Your task is to tally the lines of the listing containing the word "Ricavi" and report the figure alone.

# # # # # # #

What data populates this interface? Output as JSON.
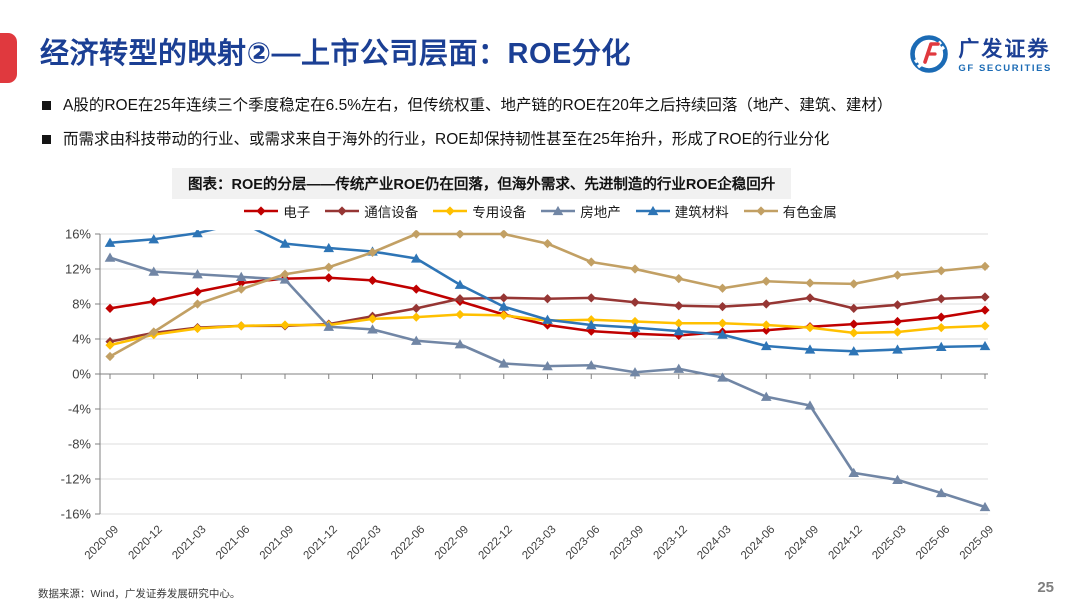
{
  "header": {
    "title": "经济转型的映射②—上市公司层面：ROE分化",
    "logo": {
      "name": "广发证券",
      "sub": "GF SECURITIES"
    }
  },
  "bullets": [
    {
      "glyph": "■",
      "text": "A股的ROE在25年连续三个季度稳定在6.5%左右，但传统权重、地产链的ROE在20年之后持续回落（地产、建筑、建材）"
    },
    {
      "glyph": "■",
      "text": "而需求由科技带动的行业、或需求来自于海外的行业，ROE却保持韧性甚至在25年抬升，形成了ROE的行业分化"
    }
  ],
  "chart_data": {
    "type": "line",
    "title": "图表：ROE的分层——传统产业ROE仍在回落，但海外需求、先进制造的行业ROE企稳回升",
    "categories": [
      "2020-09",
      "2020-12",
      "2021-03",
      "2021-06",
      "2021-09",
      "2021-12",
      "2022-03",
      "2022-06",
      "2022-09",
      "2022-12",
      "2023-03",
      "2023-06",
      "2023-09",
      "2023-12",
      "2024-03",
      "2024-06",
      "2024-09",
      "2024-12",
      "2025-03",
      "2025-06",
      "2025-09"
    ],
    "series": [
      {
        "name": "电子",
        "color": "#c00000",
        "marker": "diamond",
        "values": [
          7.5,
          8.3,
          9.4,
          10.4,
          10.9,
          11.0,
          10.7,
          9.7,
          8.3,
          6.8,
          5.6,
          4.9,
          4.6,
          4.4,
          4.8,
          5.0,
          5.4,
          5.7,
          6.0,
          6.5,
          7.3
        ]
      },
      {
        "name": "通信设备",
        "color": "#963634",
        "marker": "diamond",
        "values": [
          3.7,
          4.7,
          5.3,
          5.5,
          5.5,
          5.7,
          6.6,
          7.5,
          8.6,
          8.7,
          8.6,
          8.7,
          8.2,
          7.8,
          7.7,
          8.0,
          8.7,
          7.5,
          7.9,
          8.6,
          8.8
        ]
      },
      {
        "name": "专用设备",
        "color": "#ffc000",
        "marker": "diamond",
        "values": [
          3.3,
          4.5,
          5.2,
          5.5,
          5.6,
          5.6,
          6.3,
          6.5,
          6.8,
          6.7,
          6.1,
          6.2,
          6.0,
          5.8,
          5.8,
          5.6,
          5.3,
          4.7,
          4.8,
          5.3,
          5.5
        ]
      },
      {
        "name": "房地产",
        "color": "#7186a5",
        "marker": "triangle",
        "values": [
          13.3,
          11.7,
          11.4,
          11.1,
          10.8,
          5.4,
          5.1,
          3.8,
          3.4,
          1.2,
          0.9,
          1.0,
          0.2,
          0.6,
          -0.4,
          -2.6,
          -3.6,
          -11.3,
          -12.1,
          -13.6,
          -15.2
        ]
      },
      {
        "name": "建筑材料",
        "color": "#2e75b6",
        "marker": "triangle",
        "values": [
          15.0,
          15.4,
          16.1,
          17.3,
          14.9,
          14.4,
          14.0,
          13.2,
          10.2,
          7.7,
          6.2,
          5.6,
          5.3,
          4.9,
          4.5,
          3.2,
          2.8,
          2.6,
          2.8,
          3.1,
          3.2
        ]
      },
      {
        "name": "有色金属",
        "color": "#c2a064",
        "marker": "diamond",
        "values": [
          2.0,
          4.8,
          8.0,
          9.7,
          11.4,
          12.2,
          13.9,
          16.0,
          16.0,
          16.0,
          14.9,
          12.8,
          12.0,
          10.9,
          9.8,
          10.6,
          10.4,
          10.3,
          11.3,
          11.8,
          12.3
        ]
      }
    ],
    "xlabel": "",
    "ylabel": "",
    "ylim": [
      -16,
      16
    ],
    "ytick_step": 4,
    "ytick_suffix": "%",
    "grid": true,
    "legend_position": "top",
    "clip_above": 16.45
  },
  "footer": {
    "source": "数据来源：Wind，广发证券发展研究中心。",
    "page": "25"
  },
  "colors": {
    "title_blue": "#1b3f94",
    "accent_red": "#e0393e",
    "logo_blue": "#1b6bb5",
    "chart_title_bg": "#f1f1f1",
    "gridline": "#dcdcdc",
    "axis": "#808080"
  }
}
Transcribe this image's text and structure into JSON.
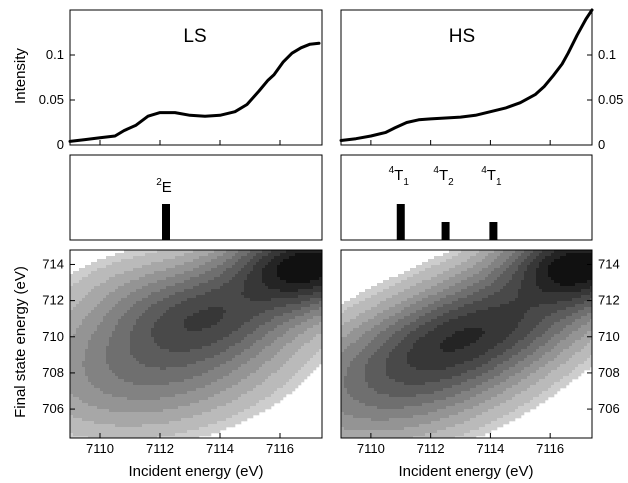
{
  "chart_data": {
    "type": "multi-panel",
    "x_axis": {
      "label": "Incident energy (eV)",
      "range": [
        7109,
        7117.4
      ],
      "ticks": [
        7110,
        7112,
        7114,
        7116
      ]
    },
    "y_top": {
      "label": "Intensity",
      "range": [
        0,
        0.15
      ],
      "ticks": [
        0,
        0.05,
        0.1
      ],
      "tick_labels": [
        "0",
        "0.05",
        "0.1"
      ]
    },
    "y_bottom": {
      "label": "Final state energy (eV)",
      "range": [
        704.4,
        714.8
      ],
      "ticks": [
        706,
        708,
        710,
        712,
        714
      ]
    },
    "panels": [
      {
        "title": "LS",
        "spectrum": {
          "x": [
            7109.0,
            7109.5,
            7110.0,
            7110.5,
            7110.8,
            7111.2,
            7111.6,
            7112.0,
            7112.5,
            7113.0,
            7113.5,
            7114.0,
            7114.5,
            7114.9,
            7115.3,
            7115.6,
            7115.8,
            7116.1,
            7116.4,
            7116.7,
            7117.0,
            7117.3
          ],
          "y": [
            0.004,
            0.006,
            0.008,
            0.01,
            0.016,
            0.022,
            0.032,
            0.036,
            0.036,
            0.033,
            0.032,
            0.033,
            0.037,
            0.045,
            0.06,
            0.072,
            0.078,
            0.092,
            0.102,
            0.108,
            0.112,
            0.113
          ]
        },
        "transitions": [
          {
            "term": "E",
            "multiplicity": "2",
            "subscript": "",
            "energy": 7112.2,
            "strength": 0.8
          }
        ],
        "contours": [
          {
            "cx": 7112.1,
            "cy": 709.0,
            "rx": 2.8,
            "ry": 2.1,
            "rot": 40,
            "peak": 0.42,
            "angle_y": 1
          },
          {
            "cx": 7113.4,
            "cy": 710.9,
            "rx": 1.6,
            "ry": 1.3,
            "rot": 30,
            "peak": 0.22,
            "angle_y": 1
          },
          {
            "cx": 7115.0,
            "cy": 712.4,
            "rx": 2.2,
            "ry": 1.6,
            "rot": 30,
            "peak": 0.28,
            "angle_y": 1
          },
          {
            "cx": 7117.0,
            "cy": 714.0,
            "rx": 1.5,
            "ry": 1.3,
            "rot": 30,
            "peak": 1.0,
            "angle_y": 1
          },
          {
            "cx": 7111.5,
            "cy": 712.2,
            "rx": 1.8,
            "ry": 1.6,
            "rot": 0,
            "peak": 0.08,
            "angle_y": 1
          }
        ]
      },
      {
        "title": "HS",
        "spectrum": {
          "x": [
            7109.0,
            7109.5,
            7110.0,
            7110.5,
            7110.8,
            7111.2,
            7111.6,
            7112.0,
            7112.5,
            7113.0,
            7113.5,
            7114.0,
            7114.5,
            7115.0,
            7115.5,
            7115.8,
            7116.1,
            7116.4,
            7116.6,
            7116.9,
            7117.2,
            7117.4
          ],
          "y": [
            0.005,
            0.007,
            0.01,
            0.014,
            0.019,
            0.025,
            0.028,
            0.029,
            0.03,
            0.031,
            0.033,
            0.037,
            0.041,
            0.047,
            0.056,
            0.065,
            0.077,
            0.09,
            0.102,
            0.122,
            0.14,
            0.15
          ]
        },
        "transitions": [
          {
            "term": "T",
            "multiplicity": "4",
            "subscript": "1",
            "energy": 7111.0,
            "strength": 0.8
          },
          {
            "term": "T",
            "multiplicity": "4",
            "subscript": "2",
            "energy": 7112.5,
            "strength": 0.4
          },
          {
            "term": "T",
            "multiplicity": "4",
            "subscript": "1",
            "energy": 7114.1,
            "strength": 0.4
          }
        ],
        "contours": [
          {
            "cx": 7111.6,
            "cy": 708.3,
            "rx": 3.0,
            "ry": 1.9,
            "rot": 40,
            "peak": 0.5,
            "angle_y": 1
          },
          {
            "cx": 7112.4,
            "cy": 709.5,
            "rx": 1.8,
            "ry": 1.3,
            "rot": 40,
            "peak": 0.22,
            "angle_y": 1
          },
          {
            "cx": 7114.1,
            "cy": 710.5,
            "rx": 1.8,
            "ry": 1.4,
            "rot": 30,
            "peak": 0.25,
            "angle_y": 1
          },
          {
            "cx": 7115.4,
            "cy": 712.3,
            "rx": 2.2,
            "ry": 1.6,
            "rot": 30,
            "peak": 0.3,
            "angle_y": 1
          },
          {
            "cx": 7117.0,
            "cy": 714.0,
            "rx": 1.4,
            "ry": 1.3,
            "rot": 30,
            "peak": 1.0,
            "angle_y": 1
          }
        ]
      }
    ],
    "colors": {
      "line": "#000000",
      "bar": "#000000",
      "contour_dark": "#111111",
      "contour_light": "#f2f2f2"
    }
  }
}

# # # # # # #

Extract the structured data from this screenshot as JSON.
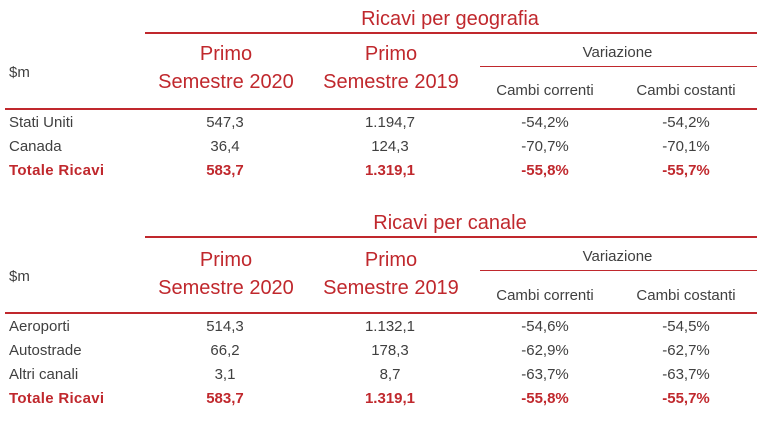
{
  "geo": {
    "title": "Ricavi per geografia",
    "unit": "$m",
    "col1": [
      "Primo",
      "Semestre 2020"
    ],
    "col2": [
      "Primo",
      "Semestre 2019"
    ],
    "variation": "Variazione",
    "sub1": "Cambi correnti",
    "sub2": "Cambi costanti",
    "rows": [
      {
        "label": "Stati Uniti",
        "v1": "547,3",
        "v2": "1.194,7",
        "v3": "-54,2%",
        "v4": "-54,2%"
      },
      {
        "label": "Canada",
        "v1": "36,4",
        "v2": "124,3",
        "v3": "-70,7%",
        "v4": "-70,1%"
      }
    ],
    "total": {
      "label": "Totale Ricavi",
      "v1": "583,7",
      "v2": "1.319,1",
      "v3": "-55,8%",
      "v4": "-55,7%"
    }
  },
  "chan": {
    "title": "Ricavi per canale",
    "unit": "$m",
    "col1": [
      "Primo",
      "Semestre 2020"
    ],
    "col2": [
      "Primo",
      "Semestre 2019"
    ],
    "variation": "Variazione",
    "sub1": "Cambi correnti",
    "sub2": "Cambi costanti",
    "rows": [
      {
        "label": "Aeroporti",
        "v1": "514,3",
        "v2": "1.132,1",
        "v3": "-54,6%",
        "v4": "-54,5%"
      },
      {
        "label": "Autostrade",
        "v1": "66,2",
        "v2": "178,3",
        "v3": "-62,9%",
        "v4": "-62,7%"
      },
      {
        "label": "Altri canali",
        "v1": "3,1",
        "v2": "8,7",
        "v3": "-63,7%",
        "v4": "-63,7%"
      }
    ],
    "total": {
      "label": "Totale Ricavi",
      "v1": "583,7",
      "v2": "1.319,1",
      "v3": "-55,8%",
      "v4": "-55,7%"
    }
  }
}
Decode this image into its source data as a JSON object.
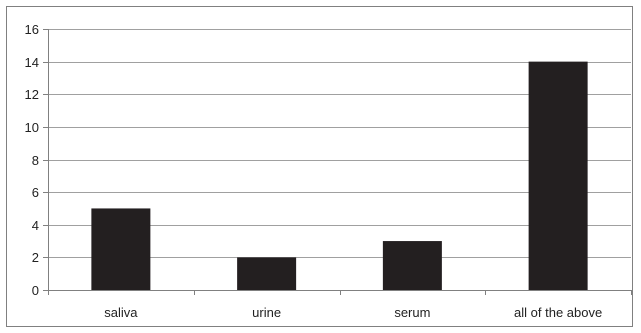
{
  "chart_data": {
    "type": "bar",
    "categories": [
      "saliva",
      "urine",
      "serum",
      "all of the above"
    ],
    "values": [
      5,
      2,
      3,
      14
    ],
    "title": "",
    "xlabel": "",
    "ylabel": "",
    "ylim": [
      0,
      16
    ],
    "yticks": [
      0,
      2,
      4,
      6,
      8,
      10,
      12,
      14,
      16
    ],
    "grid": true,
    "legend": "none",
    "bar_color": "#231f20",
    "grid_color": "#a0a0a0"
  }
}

# # # # # # #

▶ _Output of the exercise_:
4